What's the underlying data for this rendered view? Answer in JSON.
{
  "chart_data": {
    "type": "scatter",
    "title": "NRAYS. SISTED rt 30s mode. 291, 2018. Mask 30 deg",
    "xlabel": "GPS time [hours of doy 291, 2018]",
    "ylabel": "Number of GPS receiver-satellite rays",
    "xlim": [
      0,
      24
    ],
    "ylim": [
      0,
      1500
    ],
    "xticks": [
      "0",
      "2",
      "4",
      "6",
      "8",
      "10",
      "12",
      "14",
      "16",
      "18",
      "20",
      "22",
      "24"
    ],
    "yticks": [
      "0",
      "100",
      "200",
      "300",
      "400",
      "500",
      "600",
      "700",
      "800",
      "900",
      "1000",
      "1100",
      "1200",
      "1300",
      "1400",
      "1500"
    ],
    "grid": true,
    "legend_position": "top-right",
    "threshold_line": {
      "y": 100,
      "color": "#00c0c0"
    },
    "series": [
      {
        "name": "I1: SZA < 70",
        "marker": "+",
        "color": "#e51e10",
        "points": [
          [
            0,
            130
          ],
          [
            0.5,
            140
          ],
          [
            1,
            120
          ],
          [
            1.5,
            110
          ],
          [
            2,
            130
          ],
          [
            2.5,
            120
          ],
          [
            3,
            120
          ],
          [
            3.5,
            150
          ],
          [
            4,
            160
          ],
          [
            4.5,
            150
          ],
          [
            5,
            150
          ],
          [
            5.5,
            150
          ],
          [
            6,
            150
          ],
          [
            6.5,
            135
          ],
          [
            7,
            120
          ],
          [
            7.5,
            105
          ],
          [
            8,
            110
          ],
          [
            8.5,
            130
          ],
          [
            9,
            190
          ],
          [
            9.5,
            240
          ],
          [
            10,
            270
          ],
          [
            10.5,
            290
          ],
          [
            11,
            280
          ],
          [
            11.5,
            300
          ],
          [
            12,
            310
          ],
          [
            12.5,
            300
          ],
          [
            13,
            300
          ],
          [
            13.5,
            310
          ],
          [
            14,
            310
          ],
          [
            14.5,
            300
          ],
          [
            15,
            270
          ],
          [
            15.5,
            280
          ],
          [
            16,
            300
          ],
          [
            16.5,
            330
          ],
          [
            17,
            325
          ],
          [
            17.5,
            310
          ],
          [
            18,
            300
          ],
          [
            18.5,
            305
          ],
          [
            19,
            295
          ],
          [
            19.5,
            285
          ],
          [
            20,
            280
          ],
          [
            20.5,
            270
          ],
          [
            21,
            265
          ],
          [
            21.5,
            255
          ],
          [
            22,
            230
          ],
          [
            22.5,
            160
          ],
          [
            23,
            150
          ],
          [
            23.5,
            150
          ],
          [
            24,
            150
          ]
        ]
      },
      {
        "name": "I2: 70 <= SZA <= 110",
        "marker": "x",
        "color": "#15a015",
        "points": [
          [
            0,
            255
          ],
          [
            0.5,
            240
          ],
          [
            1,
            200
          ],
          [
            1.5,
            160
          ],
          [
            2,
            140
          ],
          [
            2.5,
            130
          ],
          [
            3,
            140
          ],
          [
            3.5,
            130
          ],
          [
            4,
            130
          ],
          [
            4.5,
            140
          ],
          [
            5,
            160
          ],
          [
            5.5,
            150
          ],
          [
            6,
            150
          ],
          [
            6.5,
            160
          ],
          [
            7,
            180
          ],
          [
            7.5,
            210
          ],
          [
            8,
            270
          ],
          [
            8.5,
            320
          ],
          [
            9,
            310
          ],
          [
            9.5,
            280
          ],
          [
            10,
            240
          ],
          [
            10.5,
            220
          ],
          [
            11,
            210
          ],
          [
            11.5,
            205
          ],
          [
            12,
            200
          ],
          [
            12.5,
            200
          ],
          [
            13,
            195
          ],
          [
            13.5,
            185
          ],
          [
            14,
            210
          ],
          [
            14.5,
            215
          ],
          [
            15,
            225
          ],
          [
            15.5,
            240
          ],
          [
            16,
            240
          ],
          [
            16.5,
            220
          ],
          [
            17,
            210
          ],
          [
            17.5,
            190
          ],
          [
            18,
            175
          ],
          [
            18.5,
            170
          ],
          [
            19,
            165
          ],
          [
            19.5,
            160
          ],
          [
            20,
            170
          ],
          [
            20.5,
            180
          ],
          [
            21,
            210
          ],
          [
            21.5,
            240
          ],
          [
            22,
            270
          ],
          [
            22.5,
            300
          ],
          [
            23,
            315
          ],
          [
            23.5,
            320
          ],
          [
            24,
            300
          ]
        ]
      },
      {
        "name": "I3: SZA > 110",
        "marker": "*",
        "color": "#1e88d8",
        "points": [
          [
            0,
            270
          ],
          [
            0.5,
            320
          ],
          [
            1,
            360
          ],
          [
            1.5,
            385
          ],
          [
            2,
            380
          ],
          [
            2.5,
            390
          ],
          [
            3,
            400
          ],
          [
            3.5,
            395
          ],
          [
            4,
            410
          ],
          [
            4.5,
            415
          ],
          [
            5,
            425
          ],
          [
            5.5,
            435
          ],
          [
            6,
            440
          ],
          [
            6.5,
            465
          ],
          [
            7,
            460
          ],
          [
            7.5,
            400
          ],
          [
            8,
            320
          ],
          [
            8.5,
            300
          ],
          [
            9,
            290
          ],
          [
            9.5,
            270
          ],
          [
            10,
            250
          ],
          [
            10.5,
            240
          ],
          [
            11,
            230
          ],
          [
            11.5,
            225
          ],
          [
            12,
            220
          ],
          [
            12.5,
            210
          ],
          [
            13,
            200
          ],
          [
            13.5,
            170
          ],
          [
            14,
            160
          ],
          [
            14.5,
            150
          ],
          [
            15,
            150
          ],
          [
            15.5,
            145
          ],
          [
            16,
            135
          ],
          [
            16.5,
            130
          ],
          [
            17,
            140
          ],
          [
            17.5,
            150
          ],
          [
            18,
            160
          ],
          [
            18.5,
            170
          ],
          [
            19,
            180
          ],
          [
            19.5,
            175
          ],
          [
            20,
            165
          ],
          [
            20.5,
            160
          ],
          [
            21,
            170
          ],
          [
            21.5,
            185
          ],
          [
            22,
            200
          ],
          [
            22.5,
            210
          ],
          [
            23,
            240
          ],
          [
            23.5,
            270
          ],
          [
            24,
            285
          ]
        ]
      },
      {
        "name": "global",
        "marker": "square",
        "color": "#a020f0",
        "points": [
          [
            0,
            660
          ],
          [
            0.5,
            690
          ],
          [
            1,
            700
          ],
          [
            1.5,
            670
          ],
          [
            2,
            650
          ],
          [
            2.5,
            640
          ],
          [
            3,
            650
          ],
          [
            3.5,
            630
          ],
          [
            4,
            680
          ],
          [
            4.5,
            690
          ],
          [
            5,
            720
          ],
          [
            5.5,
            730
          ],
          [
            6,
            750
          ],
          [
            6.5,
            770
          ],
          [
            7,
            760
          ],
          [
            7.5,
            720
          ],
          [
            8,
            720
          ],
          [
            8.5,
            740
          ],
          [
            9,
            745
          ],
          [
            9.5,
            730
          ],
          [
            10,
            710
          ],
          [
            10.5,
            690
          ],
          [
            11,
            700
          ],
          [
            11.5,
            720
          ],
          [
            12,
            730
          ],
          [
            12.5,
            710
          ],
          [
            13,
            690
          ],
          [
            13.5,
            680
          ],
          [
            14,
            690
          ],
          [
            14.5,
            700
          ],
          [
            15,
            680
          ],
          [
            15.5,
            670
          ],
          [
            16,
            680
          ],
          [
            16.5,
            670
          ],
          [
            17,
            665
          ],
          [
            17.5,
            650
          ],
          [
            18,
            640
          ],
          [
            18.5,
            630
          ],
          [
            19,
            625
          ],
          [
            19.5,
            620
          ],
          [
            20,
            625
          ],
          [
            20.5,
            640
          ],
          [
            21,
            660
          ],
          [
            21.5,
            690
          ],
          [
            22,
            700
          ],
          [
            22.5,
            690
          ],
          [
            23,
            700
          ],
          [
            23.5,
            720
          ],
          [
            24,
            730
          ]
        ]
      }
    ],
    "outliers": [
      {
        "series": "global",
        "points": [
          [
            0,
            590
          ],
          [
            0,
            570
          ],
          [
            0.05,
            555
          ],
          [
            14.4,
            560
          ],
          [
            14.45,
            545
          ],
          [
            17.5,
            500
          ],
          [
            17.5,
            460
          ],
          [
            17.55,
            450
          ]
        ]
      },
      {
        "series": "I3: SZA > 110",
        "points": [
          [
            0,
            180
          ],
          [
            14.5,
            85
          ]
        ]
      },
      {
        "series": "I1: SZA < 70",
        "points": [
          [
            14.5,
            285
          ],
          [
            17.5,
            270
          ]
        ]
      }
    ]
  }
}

_ _ _

Problem description | Using the entries above, state how many lines include the word "name", with no other words.

Task result | 4